───── Provided data ─────

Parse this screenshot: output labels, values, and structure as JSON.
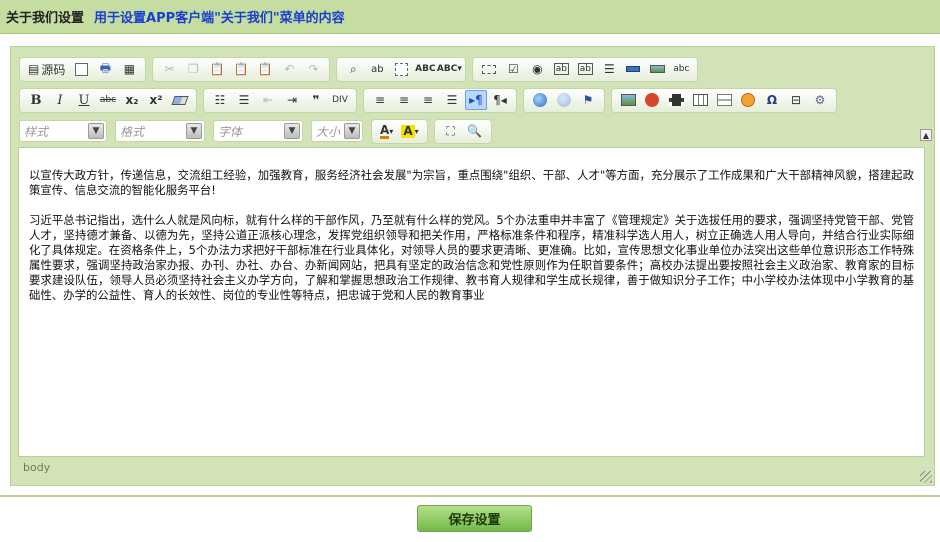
{
  "header": {
    "title": "关于我们设置",
    "subtitle": "用于设置APP客户端\"关于我们\"菜单的内容"
  },
  "toolbar": {
    "source_label": "源码",
    "row1": [
      "source",
      "new-page",
      "preview",
      "templates",
      "cut",
      "copy",
      "paste",
      "paste-text",
      "paste-word",
      "undo",
      "redo",
      "find",
      "replace",
      "select-all",
      "spell-check",
      "spell-check-menu",
      "form",
      "checkbox",
      "radio",
      "text-field",
      "textarea",
      "select",
      "button",
      "image-button",
      "hidden-field"
    ],
    "row2": [
      "bold",
      "italic",
      "underline",
      "strike",
      "subscript",
      "superscript",
      "remove-format",
      "numbered-list",
      "bulleted-list",
      "outdent",
      "indent",
      "blockquote",
      "div",
      "align-left",
      "align-center",
      "align-right",
      "justify",
      "ltr",
      "rtl",
      "link",
      "unlink",
      "anchor",
      "image",
      "flash",
      "video",
      "table",
      "horizontal-rule",
      "smiley",
      "special-char",
      "page-break",
      "iframe"
    ],
    "combos": {
      "style": "样式",
      "format": "格式",
      "font": "字体",
      "size": "大小"
    }
  },
  "editor": {
    "content": [
      "以宣传大政方针，传递信息，交流组工经验，加强教育，服务经济社会发展\"为宗旨，重点围绕\"组织、干部、人才\"等方面，充分展示了工作成果和广大干部精神风貌，搭建起政策宣传、信息交流的智能化服务平台!",
      "习近平总书记指出，选什么人就是风向标，就有什么样的干部作风，乃至就有什么样的党风。5个办法重申并丰富了《管理规定》关于选拔任用的要求，强调坚持党管干部、党管人才，坚持德才兼备、以德为先，坚持公道正派核心理念，发挥党组织领导和把关作用，严格标准条件和程序，精准科学选人用人，树立正确选人用人导向，并结合行业实际细化了具体规定。在资格条件上，5个办法力求把好干部标准在行业具体化，对领导人员的要求更清晰、更准确。比如，宣传思想文化事业单位办法突出这些单位意识形态工作特殊属性要求，强调坚持政治家办报、办刊、办社、办台、办新闻网站，把具有坚定的政治信念和党性原则作为任职首要条件；高校办法提出要按照社会主义政治家、教育家的目标要求建设队伍，领导人员必须坚持社会主义办学方向，了解和掌握思想政治工作规律、教书育人规律和学生成长规律，善于做知识分子工作；中小学校办法体现中小学教育的基础性、办学的公益性、育人的长效性、岗位的专业性等特点，把忠诚于党和人民的教育事业"
    ],
    "status_path": "body"
  },
  "actions": {
    "save_label": "保存设置"
  }
}
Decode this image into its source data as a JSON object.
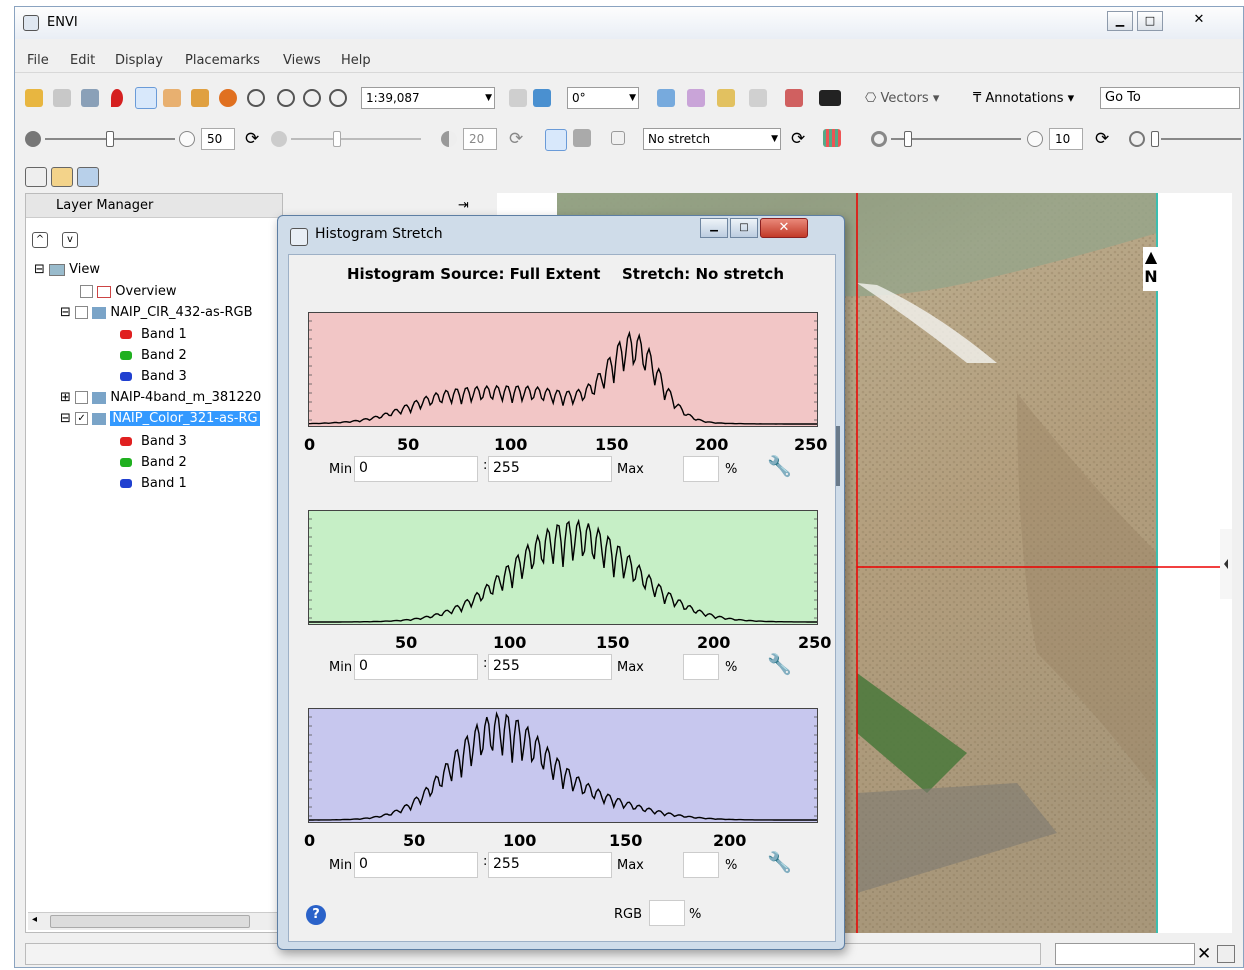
{
  "app": {
    "title": "ENVI"
  },
  "menu": [
    "File",
    "Edit",
    "Display",
    "Placemarks",
    "Views",
    "Help"
  ],
  "toolbar1": {
    "zoom_value": "1:39,087",
    "rotation_value": "0°",
    "vectors_label": "Vectors",
    "annotations_label": "Annotations",
    "goto_label": "Go To"
  },
  "toolbar2": {
    "brightness_value": "50",
    "contrast_value": "20",
    "stretch_value": "No stretch",
    "sharpen_value": "10"
  },
  "layer_manager": {
    "title": "Layer Manager",
    "tree": [
      {
        "label": "View",
        "checked": null,
        "swatch": null
      },
      {
        "label": "Overview",
        "checked": false,
        "swatch": null
      },
      {
        "label": "NAIP_CIR_432-as-RGB",
        "checked": false,
        "swatch": null
      },
      {
        "label": "Band 1",
        "checked": null,
        "swatch": "#e02020"
      },
      {
        "label": "Band 2",
        "checked": null,
        "swatch": "#20b020"
      },
      {
        "label": "Band 3",
        "checked": null,
        "swatch": "#2040d0"
      },
      {
        "label": "NAIP-4band_m_381220",
        "checked": false,
        "swatch": null
      },
      {
        "label": "NAIP_Color_321-as-RG",
        "checked": true,
        "swatch": null
      },
      {
        "label": "Band 3",
        "checked": null,
        "swatch": "#e02020"
      },
      {
        "label": "Band 2",
        "checked": null,
        "swatch": "#20b020"
      },
      {
        "label": "Band 1",
        "checked": null,
        "swatch": "#2040d0"
      }
    ]
  },
  "histogram_dialog": {
    "title": "Histogram Stretch",
    "source_label": "Histogram Source: Full Extent",
    "stretch_label": "Stretch: No stretch",
    "min_label": "Min",
    "max_label": "Max",
    "percent_label": "%",
    "colon": ":",
    "rgb_label": "RGB",
    "panels": [
      {
        "ticks": [
          "0",
          "50",
          "100",
          "150",
          "200",
          "250"
        ],
        "min_value": "0",
        "max_value": "255",
        "bg": "#f2c6c6"
      },
      {
        "ticks": [
          "50",
          "100",
          "150",
          "200",
          "250"
        ],
        "min_value": "0",
        "max_value": "255",
        "bg": "#c6efc6"
      },
      {
        "ticks": [
          "0",
          "50",
          "100",
          "150",
          "200"
        ],
        "min_value": "0",
        "max_value": "255",
        "bg": "#c7c7ee"
      }
    ]
  },
  "map": {
    "north_label": "N"
  },
  "statusbar": {
    "close_glyph": "✕"
  }
}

─────

**Task to carry out**
Restate the data above exactly, stripping out each image.

**Exercise solution**
Parse this screenshot: output labels, values, and structure as JSON.
{
  "header": {
    "title": "关于我们设置",
    "subtitle": "用于设置APP客户端\"关于我们\"菜单的内容"
  },
  "toolbar": {
    "source_label": "源码",
    "row1": [
      "source",
      "new-page",
      "preview",
      "templates",
      "cut",
      "copy",
      "paste",
      "paste-text",
      "paste-word",
      "undo",
      "redo",
      "find",
      "replace",
      "select-all",
      "spell-check",
      "spell-check-menu",
      "form",
      "checkbox",
      "radio",
      "text-field",
      "textarea",
      "select",
      "button",
      "image-button",
      "hidden-field"
    ],
    "row2": [
      "bold",
      "italic",
      "underline",
      "strike",
      "subscript",
      "superscript",
      "remove-format",
      "numbered-list",
      "bulleted-list",
      "outdent",
      "indent",
      "blockquote",
      "div",
      "align-left",
      "align-center",
      "align-right",
      "justify",
      "ltr",
      "rtl",
      "link",
      "unlink",
      "anchor",
      "image",
      "flash",
      "video",
      "table",
      "horizontal-rule",
      "smiley",
      "special-char",
      "page-break",
      "iframe"
    ],
    "combos": {
      "style": "样式",
      "format": "格式",
      "font": "字体",
      "size": "大小"
    }
  },
  "editor": {
    "content": [
      "以宣传大政方针，传递信息，交流组工经验，加强教育，服务经济社会发展\"为宗旨，重点围绕\"组织、干部、人才\"等方面，充分展示了工作成果和广大干部精神风貌，搭建起政策宣传、信息交流的智能化服务平台!",
      "习近平总书记指出，选什么人就是风向标，就有什么样的干部作风，乃至就有什么样的党风。5个办法重申并丰富了《管理规定》关于选拔任用的要求，强调坚持党管干部、党管人才，坚持德才兼备、以德为先，坚持公道正派核心理念，发挥党组织领导和把关作用，严格标准条件和程序，精准科学选人用人，树立正确选人用人导向，并结合行业实际细化了具体规定。在资格条件上，5个办法力求把好干部标准在行业具体化，对领导人员的要求更清晰、更准确。比如，宣传思想文化事业单位办法突出这些单位意识形态工作特殊属性要求，强调坚持政治家办报、办刊、办社、办台、办新闻网站，把具有坚定的政治信念和党性原则作为任职首要条件；高校办法提出要按照社会主义政治家、教育家的目标要求建设队伍，领导人员必须坚持社会主义办学方向，了解和掌握思想政治工作规律、教书育人规律和学生成长规律，善于做知识分子工作；中小学校办法体现中小学教育的基础性、办学的公益性、育人的长效性、岗位的专业性等特点，把忠诚于党和人民的教育事业"
    ],
    "status_path": "body"
  },
  "actions": {
    "save_label": "保存设置"
  }
}
Decode this image into its source data as a JSON object.
{
  "app": {
    "title": "ENVI"
  },
  "menu": [
    "File",
    "Edit",
    "Display",
    "Placemarks",
    "Views",
    "Help"
  ],
  "toolbar1": {
    "zoom_value": "1:39,087",
    "rotation_value": "0°",
    "vectors_label": "Vectors",
    "annotations_label": "Annotations",
    "goto_label": "Go To"
  },
  "toolbar2": {
    "brightness_value": "50",
    "contrast_value": "20",
    "stretch_value": "No stretch",
    "sharpen_value": "10"
  },
  "layer_manager": {
    "title": "Layer Manager",
    "tree": [
      {
        "label": "View",
        "checked": null,
        "swatch": null
      },
      {
        "label": "Overview",
        "checked": false,
        "swatch": null
      },
      {
        "label": "NAIP_CIR_432-as-RGB",
        "checked": false,
        "swatch": null
      },
      {
        "label": "Band 1",
        "checked": null,
        "swatch": "#e02020"
      },
      {
        "label": "Band 2",
        "checked": null,
        "swatch": "#20b020"
      },
      {
        "label": "Band 3",
        "checked": null,
        "swatch": "#2040d0"
      },
      {
        "label": "NAIP-4band_m_381220",
        "checked": false,
        "swatch": null
      },
      {
        "label": "NAIP_Color_321-as-RG",
        "checked": true,
        "swatch": null
      },
      {
        "label": "Band 3",
        "checked": null,
        "swatch": "#e02020"
      },
      {
        "label": "Band 2",
        "checked": null,
        "swatch": "#20b020"
      },
      {
        "label": "Band 1",
        "checked": null,
        "swatch": "#2040d0"
      }
    ]
  },
  "histogram_dialog": {
    "title": "Histogram Stretch",
    "source_label": "Histogram Source: Full Extent",
    "stretch_label": "Stretch: No stretch",
    "min_label": "Min",
    "max_label": "Max",
    "percent_label": "%",
    "colon": ":",
    "rgb_label": "RGB",
    "panels": [
      {
        "ticks": [
          "0",
          "50",
          "100",
          "150",
          "200",
          "250"
        ],
        "min_value": "0",
        "max_value": "255",
        "bg": "#f2c6c6"
      },
      {
        "ticks": [
          "50",
          "100",
          "150",
          "200",
          "250"
        ],
        "min_value": "0",
        "max_value": "255",
        "bg": "#c6efc6"
      },
      {
        "ticks": [
          "0",
          "50",
          "100",
          "150",
          "200"
        ],
        "min_value": "0",
        "max_value": "255",
        "bg": "#c7c7ee"
      }
    ]
  },
  "map": {
    "north_label": "N"
  },
  "statusbar": {
    "close_glyph": "✕"
  }
}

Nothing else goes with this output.